## Task details
Where a line below holds the string "High", copy that line.

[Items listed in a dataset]
## begin

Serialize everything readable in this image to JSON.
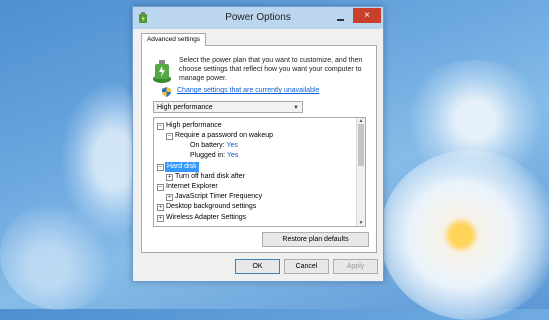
{
  "window": {
    "title": "Power Options",
    "close_label": "×",
    "icon": "power-options-icon"
  },
  "tab": {
    "label": "Advanced settings"
  },
  "intro": {
    "text": "Select the power plan that you want to customize, and then choose settings that reflect how you want your computer to manage power.",
    "link": "Change settings that are currently unavailable"
  },
  "plan_select": {
    "value": "High performance"
  },
  "tree": {
    "high_performance": "High performance",
    "require_password": "Require a password on wakeup",
    "on_battery_label": "On battery:",
    "on_battery_value": "Yes",
    "plugged_in_label": "Plugged in:",
    "plugged_in_value": "Yes",
    "hard_disk": "Hard disk",
    "turn_off_hard_disk": "Turn off hard disk after",
    "internet_explorer": "Internet Explorer",
    "js_timer": "JavaScript Timer Frequency",
    "desktop_background": "Desktop background settings",
    "wireless_adapter": "Wireless Adapter Settings"
  },
  "buttons": {
    "restore": "Restore plan defaults",
    "ok": "OK",
    "cancel": "Cancel",
    "apply": "Apply"
  },
  "colors": {
    "link": "#0b5ed7",
    "selection": "#3399ff",
    "close": "#c9402f"
  }
}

## end

## In response
    "value": "High performance"
    "high_performance": "High performance",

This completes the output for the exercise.